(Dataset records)
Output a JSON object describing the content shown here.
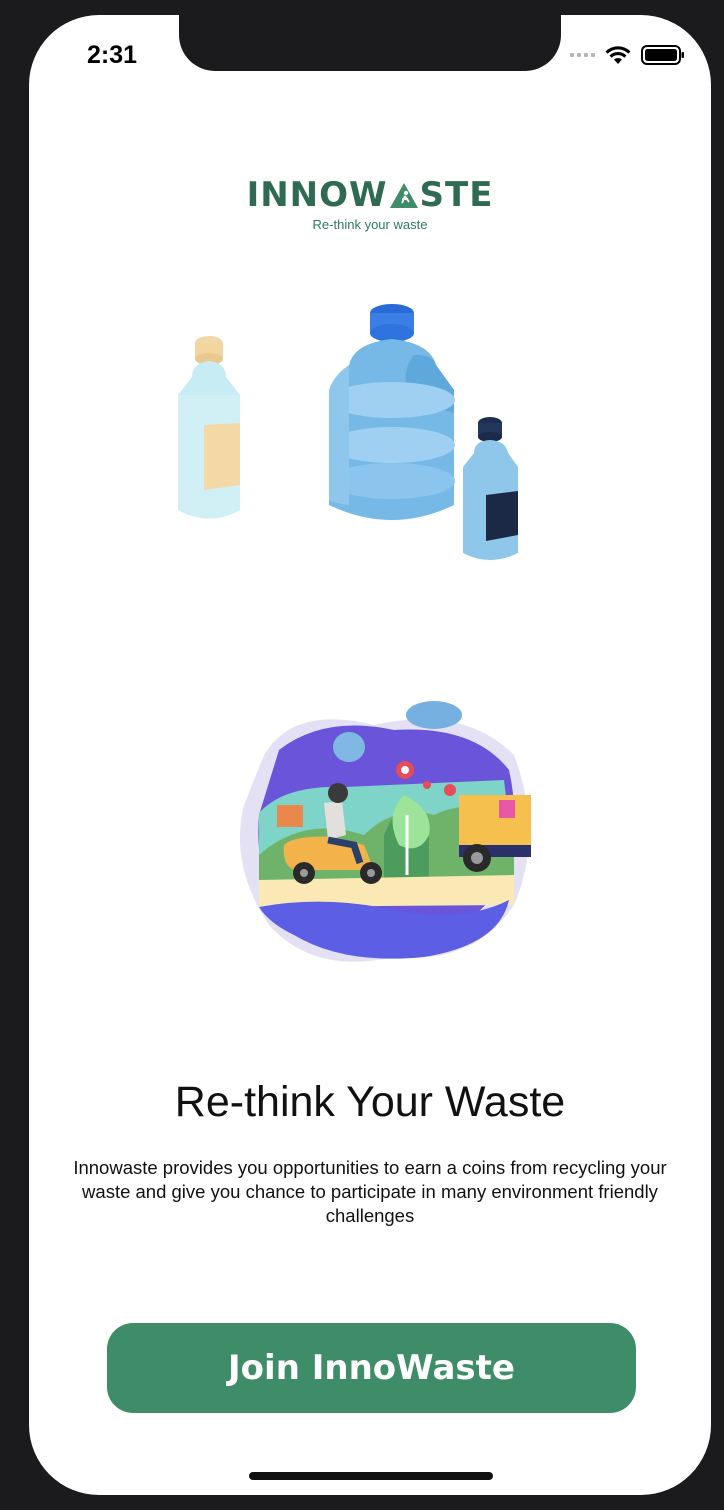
{
  "status_bar": {
    "time": "2:31"
  },
  "logo": {
    "name_left": "INNOW",
    "name_right": "STE",
    "tagline": "Re-think your waste"
  },
  "onboarding": {
    "title": "Re-think Your Waste",
    "description": "Innowaste provides you opportunities to earn a coins from recycling your waste and give you chance to participate in many environment friendly challenges"
  },
  "cta": {
    "join_label": "Join InnoWaste"
  },
  "colors": {
    "brand_green": "#3e8d68",
    "logo_green": "#2f6b52",
    "background": "#ffffff"
  },
  "icons": [
    "signal-icon",
    "wifi-icon",
    "battery-icon",
    "recycle-person-icon",
    "bottles-illustration",
    "delivery-illustration"
  ]
}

▶ **Direction**: Write the entries above out again exactly, but not the pictures.

▶ **Finished exercise**:
Output a JSON object describing the content shown here.
{
  "status_bar": {
    "time": "2:31"
  },
  "logo": {
    "name_left": "INNOW",
    "name_right": "STE",
    "tagline": "Re-think your waste"
  },
  "onboarding": {
    "title": "Re-think Your Waste",
    "description": "Innowaste provides you opportunities to earn a coins from recycling your waste and give you chance to participate in many environment friendly challenges"
  },
  "cta": {
    "join_label": "Join InnoWaste"
  },
  "colors": {
    "brand_green": "#3e8d68",
    "logo_green": "#2f6b52",
    "background": "#ffffff"
  },
  "icons": [
    "signal-icon",
    "wifi-icon",
    "battery-icon",
    "recycle-person-icon",
    "bottles-illustration",
    "delivery-illustration"
  ]
}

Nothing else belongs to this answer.